DESCRIPTION OF THE TASK: Transcribe the listing that follows in full, omitting pictures.

DATA SUPPLIED:
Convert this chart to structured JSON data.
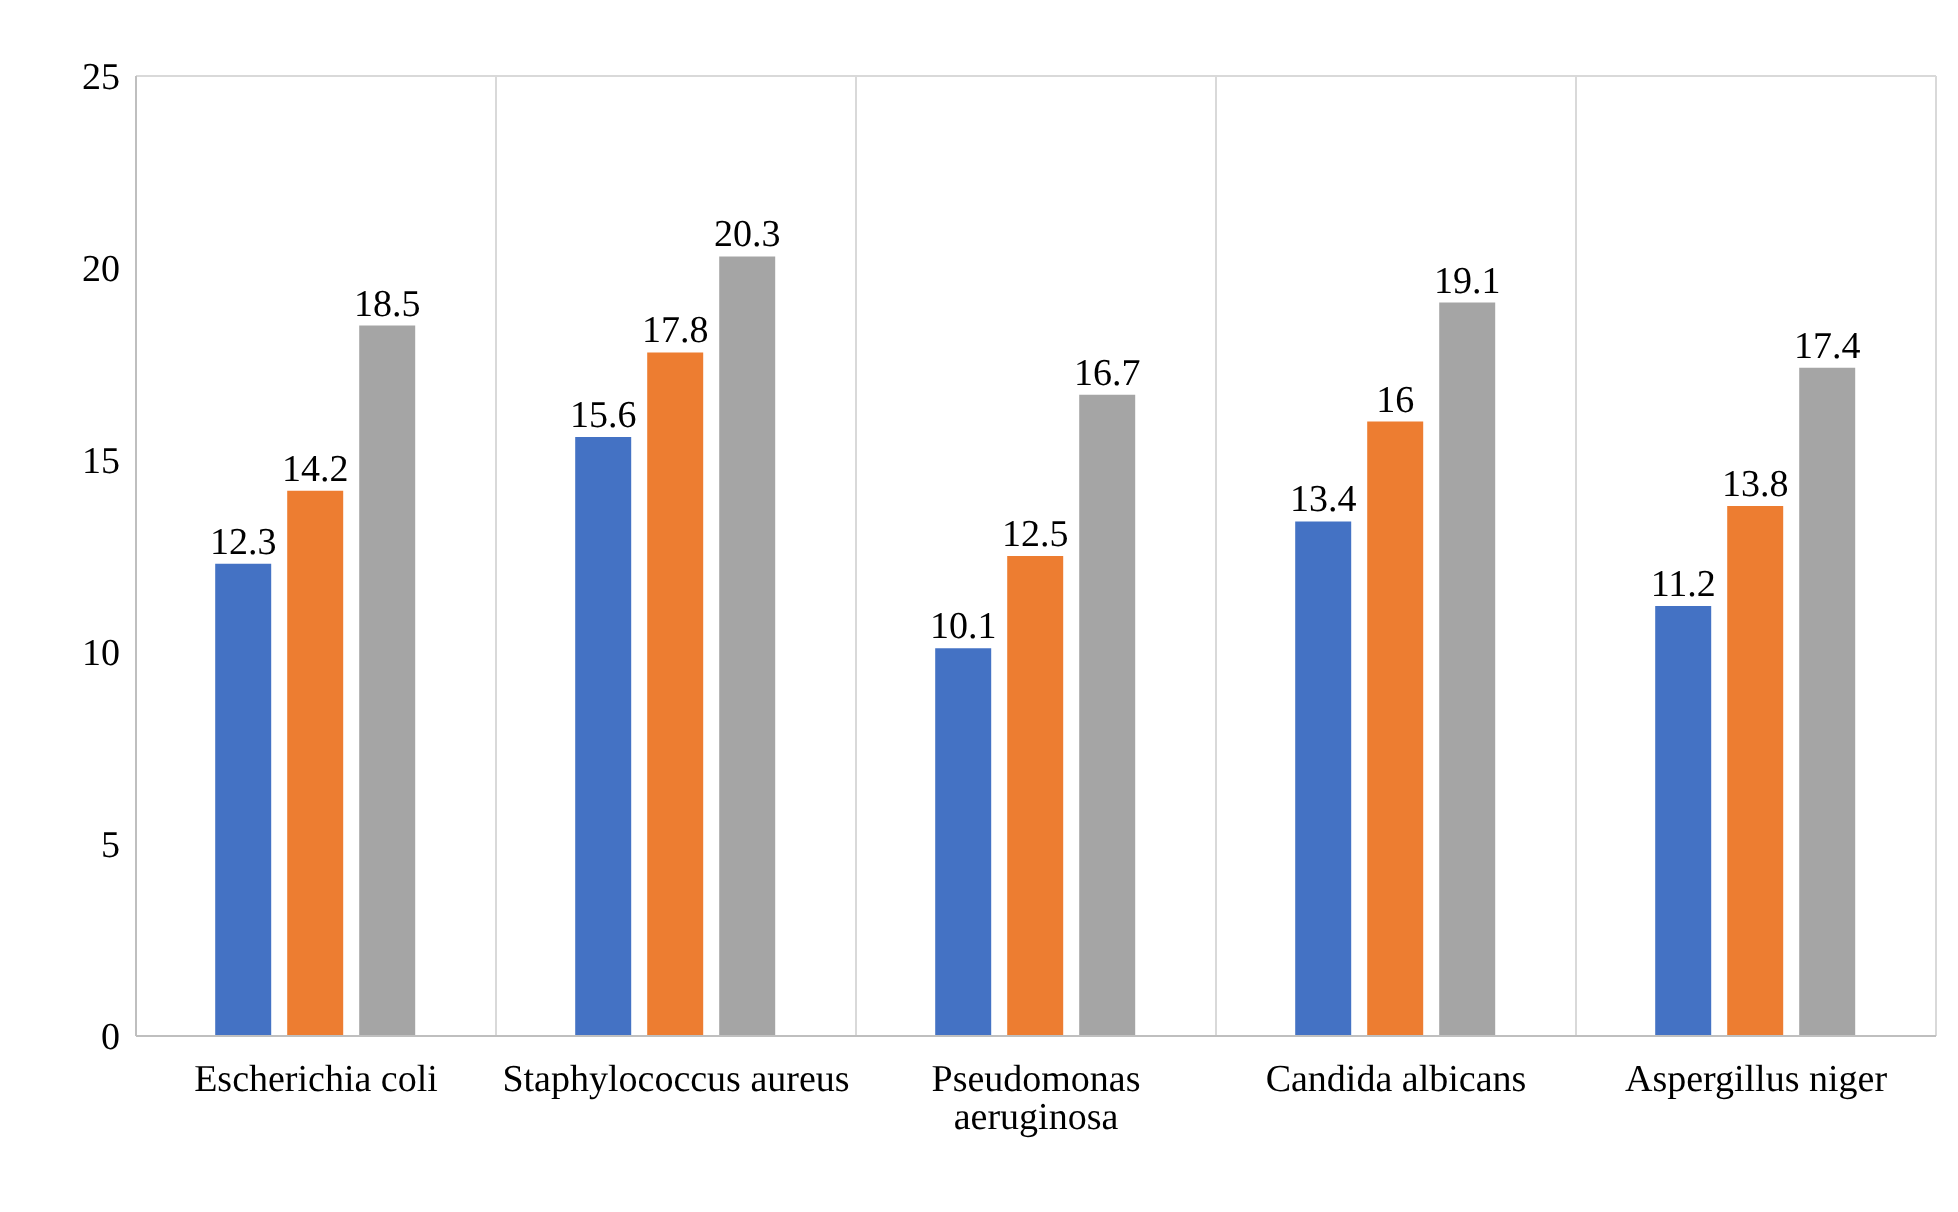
{
  "chart_data": {
    "type": "bar",
    "categories": [
      "Escherichia coli",
      "Staphylococcus aureus",
      "Pseudomonas aeruginosa",
      "Candida albicans",
      "Aspergillus niger"
    ],
    "series": [
      {
        "color": "#4472c4",
        "values": [
          12.3,
          15.6,
          10.1,
          13.4,
          11.2
        ]
      },
      {
        "color": "#ed7d31",
        "values": [
          14.2,
          17.8,
          12.5,
          16,
          13.8
        ]
      },
      {
        "color": "#a5a5a5",
        "values": [
          18.5,
          20.3,
          16.7,
          19.1,
          17.4
        ]
      }
    ],
    "ylim": [
      0,
      25
    ],
    "yticks": [
      0,
      5,
      10,
      15,
      20,
      25
    ],
    "grid": true,
    "data_labels": true,
    "legend": false
  }
}
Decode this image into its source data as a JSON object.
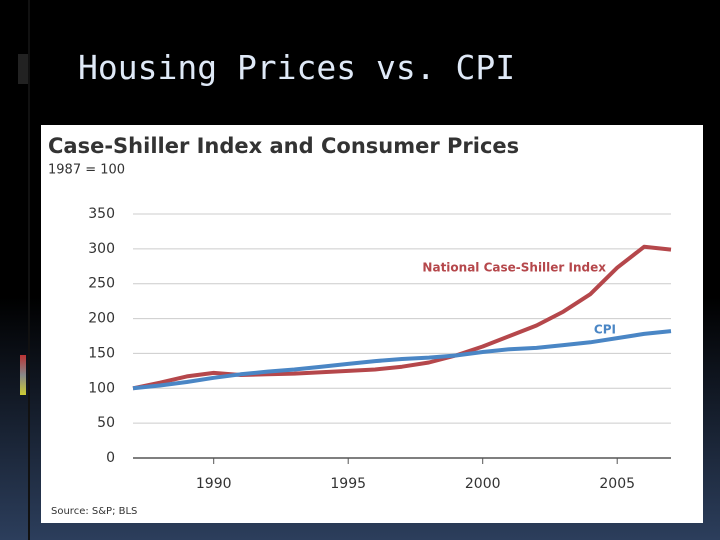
{
  "slide_title": "Housing Prices vs. CPI",
  "chart_data": {
    "type": "line",
    "title": "Case-Shiller Index and Consumer Prices",
    "subtitle": "1987 = 100",
    "source": "Source: S&P; BLS",
    "x": [
      1987,
      1988,
      1989,
      1990,
      1991,
      1992,
      1993,
      1994,
      1995,
      1996,
      1997,
      1998,
      1999,
      2000,
      2001,
      2002,
      2003,
      2004,
      2005,
      2006,
      2007
    ],
    "series": [
      {
        "name": "National Case-Shiller Index",
        "color": "#b5474b",
        "values": [
          100,
          108,
          117,
          122,
          119,
          120,
          121,
          123,
          125,
          127,
          131,
          137,
          147,
          160,
          175,
          190,
          210,
          235,
          273,
          303,
          299
        ]
      },
      {
        "name": "CPI",
        "color": "#4a86c5",
        "values": [
          100,
          104,
          109,
          115,
          120,
          124,
          127,
          131,
          135,
          139,
          142,
          144,
          147,
          152,
          156,
          158,
          162,
          166,
          172,
          178,
          182
        ]
      }
    ],
    "xlim": [
      1987,
      2007
    ],
    "xticks": [
      1990,
      1995,
      2000,
      2005
    ],
    "ylim": [
      0,
      350
    ],
    "yticks": [
      0,
      50,
      100,
      150,
      200,
      250,
      300,
      350
    ],
    "grid": true
  }
}
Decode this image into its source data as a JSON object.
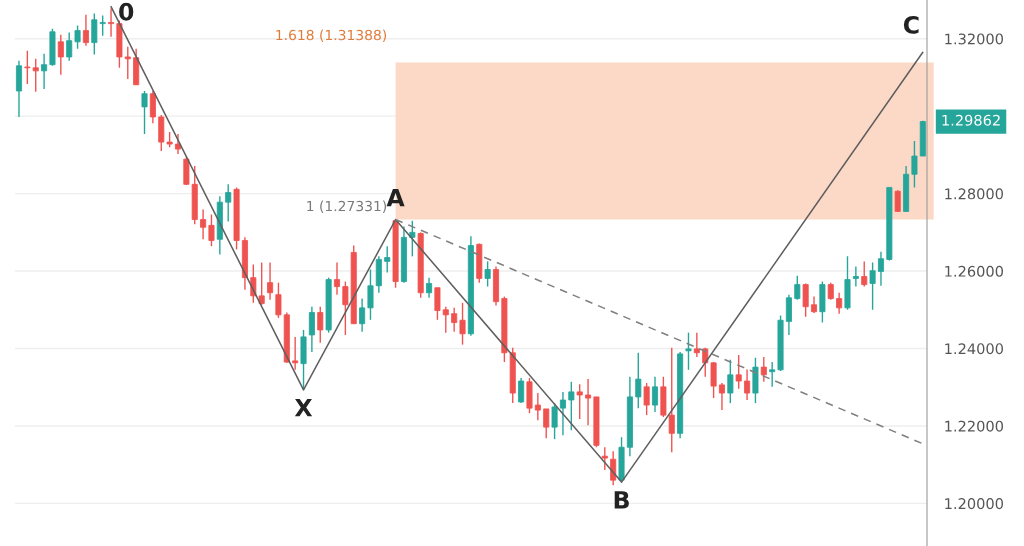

THE SOLUTION:
Convert this chart to structured JSON data.
{
  "chart_data": {
    "type": "bar",
    "categories": [
      "Escherichia coli",
      "Staphylococcus aureus",
      "Pseudomonas aeruginosa",
      "Candida albicans",
      "Aspergillus niger"
    ],
    "series": [
      {
        "color": "#4472c4",
        "values": [
          12.3,
          15.6,
          10.1,
          13.4,
          11.2
        ]
      },
      {
        "color": "#ed7d31",
        "values": [
          14.2,
          17.8,
          12.5,
          16,
          13.8
        ]
      },
      {
        "color": "#a5a5a5",
        "values": [
          18.5,
          20.3,
          16.7,
          19.1,
          17.4
        ]
      }
    ],
    "ylim": [
      0,
      25
    ],
    "yticks": [
      0,
      5,
      10,
      15,
      20,
      25
    ],
    "grid": true,
    "data_labels": true,
    "legend": false
  }
}
Decode this image into its source data as a JSON object.
{
  "slide_title": "Housing Prices vs. CPI",
  "chart_data": {
    "type": "line",
    "title": "Case-Shiller Index and Consumer Prices",
    "subtitle": "1987 = 100",
    "source": "Source: S&P; BLS",
    "x": [
      1987,
      1988,
      1989,
      1990,
      1991,
      1992,
      1993,
      1994,
      1995,
      1996,
      1997,
      1998,
      1999,
      2000,
      2001,
      2002,
      2003,
      2004,
      2005,
      2006,
      2007
    ],
    "series": [
      {
        "name": "National Case-Shiller Index",
        "color": "#b5474b",
        "values": [
          100,
          108,
          117,
          122,
          119,
          120,
          121,
          123,
          125,
          127,
          131,
          137,
          147,
          160,
          175,
          190,
          210,
          235,
          273,
          303,
          299
        ]
      },
      {
        "name": "CPI",
        "color": "#4a86c5",
        "values": [
          100,
          104,
          109,
          115,
          120,
          124,
          127,
          131,
          135,
          139,
          142,
          144,
          147,
          152,
          156,
          158,
          162,
          166,
          172,
          178,
          182
        ]
      }
    ],
    "xlim": [
      1987,
      2007
    ],
    "xticks": [
      1990,
      1995,
      2000,
      2005
    ],
    "ylim": [
      0,
      350
    ],
    "yticks": [
      0,
      50,
      100,
      150,
      200,
      250,
      300,
      350
    ],
    "grid": true
  }
}
Decode this image into its source data as a JSON object.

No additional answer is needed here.